* **Your goal**
Select from the data all lines with the word "الصحة".

* **Task data**
====

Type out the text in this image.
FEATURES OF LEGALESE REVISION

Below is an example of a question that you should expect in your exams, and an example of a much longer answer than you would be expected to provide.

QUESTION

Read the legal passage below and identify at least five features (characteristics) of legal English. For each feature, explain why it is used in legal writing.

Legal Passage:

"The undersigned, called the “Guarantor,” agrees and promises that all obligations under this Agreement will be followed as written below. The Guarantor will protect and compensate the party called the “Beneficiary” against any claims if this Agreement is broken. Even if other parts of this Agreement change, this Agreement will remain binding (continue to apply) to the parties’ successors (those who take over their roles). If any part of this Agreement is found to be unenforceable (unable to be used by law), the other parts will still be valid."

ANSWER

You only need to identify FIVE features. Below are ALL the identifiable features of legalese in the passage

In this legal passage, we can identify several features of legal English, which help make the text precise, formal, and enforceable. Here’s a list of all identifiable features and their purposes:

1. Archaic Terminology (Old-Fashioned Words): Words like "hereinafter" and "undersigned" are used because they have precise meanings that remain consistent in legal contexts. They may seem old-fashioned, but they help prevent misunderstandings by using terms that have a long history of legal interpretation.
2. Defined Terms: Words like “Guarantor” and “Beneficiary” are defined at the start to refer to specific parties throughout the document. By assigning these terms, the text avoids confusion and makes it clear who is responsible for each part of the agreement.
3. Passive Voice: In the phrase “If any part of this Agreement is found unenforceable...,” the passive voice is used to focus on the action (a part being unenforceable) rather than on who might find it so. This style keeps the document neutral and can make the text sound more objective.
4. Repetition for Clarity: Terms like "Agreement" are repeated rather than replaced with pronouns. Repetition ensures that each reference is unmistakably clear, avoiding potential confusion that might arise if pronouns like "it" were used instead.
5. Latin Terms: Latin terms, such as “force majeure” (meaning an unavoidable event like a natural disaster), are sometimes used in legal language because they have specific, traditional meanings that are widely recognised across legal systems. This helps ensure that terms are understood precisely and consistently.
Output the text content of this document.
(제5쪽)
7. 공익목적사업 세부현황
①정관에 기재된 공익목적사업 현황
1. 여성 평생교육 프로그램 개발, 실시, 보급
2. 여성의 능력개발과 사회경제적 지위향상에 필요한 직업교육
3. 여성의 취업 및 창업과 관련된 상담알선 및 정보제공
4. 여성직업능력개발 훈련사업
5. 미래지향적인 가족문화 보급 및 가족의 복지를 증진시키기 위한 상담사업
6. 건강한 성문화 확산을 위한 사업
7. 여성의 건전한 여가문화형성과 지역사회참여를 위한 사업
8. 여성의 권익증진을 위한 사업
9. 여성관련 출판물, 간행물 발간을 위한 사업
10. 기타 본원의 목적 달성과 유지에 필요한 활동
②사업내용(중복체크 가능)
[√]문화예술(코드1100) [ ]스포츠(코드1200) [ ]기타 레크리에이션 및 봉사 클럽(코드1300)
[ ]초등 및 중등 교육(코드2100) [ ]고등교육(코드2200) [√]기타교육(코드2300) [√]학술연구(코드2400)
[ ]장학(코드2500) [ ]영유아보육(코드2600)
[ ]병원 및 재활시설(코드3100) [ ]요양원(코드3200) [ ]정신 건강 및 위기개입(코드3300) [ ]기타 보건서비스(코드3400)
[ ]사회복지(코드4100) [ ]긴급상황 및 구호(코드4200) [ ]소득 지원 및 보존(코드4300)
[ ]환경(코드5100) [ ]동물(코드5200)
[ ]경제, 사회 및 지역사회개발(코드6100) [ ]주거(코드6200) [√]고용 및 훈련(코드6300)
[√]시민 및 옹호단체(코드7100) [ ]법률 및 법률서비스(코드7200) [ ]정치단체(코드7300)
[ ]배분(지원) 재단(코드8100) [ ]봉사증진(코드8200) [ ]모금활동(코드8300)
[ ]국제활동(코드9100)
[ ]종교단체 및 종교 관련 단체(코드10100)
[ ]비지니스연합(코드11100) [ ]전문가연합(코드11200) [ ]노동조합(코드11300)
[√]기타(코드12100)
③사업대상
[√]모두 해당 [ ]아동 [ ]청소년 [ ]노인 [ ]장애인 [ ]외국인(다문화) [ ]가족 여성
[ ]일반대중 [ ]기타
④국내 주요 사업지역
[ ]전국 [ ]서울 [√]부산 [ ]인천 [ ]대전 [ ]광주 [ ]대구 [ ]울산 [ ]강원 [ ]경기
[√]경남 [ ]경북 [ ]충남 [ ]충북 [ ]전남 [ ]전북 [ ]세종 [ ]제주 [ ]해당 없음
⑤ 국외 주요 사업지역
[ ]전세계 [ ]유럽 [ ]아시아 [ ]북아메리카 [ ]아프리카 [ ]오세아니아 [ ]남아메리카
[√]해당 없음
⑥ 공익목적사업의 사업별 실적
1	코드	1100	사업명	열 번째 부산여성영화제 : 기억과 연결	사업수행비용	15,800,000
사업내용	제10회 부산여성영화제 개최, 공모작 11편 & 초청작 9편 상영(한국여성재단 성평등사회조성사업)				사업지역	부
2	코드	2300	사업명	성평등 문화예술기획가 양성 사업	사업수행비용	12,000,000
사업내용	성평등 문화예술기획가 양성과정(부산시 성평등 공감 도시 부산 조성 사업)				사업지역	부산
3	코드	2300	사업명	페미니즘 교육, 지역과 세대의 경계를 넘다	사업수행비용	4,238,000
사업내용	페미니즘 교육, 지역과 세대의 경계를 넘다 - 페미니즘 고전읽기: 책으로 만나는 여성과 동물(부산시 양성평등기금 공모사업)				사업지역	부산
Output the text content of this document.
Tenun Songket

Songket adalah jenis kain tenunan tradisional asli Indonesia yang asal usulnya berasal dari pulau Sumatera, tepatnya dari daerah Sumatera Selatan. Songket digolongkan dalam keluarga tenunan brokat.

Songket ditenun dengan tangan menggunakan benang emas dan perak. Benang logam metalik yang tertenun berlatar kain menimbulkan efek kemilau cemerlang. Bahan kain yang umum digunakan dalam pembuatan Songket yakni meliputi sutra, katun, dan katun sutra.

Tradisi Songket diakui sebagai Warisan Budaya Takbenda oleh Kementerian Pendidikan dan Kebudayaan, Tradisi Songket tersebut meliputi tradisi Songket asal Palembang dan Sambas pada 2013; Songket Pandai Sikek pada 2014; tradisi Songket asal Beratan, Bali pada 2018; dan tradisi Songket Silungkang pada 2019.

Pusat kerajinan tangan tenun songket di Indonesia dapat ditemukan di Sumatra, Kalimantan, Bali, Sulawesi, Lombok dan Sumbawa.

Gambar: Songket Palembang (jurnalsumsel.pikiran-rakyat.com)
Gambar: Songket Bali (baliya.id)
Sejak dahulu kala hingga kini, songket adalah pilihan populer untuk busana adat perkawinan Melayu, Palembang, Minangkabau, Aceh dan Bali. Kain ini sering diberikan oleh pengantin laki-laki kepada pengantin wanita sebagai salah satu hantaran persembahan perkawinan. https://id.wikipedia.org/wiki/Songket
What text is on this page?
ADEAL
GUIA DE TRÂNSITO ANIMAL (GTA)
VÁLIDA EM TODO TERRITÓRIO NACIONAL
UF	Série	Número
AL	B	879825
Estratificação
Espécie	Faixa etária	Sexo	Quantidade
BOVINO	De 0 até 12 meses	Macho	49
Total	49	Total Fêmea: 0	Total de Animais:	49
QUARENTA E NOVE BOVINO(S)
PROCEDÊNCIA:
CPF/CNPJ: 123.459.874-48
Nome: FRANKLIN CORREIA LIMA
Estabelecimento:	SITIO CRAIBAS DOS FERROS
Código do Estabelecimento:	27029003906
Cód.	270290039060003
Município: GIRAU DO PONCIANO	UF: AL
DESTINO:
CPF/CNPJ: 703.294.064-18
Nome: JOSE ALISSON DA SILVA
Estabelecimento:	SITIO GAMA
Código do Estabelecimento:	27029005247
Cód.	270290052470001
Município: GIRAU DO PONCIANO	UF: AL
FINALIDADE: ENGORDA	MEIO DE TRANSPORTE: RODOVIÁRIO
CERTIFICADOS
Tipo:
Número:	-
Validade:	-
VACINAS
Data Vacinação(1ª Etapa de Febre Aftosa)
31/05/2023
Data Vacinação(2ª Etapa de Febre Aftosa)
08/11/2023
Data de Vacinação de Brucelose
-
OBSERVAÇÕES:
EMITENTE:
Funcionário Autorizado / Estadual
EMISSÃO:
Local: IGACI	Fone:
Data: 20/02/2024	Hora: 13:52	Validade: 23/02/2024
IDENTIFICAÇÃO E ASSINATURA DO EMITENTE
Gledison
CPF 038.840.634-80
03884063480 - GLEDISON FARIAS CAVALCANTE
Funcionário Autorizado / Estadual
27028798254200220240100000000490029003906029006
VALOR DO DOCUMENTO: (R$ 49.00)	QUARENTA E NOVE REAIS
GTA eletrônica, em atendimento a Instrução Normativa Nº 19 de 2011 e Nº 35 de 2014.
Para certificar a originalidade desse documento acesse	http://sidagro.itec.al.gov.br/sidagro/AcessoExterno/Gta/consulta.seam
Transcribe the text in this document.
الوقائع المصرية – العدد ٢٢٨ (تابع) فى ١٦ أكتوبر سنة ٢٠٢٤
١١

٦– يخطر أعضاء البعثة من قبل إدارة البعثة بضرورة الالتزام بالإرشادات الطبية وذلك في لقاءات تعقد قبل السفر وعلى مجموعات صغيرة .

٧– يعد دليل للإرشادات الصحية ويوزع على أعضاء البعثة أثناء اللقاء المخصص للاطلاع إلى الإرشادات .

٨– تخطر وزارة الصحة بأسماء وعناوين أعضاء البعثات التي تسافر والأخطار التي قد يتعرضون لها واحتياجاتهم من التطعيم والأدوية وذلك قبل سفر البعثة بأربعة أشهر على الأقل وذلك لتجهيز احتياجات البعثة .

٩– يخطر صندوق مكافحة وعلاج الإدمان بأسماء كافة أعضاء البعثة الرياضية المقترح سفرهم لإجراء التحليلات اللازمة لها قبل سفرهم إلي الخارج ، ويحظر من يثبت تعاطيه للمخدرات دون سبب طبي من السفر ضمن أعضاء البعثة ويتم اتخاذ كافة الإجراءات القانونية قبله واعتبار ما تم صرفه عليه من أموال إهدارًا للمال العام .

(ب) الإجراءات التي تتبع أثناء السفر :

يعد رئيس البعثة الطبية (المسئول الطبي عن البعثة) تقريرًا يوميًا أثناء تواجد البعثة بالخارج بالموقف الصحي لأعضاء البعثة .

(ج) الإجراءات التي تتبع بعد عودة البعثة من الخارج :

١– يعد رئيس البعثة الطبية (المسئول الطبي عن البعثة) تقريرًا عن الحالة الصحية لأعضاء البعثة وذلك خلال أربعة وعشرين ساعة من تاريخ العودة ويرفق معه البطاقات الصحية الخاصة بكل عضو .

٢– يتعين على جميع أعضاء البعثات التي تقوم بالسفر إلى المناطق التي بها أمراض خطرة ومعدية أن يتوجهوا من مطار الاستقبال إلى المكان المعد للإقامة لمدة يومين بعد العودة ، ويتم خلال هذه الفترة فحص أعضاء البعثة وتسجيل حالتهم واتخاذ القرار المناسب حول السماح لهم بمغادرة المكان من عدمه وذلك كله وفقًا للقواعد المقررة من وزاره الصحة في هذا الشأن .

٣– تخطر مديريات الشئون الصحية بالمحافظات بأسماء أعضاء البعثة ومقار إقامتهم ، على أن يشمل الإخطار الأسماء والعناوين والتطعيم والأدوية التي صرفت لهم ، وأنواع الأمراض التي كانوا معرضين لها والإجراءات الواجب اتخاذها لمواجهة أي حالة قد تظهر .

====

* **Finished answer**
٨– تخطر وزارة الصحة بأسماء وعناوين أعضاء البعثات التي تسافر والأخطار التي قد يتعرضون لها واحتياجاتهم من التطعيم والأدوية وذلك قبل سفر البعثة بأربعة أشهر على الأقل وذلك لتجهيز احتياجات البعثة .
٢– يتعين على جميع أعضاء البعثات التي تقوم بالسفر إلى المناطق التي بها أمراض خطرة ومعدية أن يتوجهوا من مطار الاستقبال إلى المكان المعد للإقامة لمدة يومين بعد العودة ، ويتم خلال هذه الفترة فحص أعضاء البعثة وتسجيل حالتهم واتخاذ القرار المناسب حول السماح لهم بمغادرة المكان من عدمه وذلك كله وفقًا للقواعد المقررة من وزاره الصحة في هذا الشأن .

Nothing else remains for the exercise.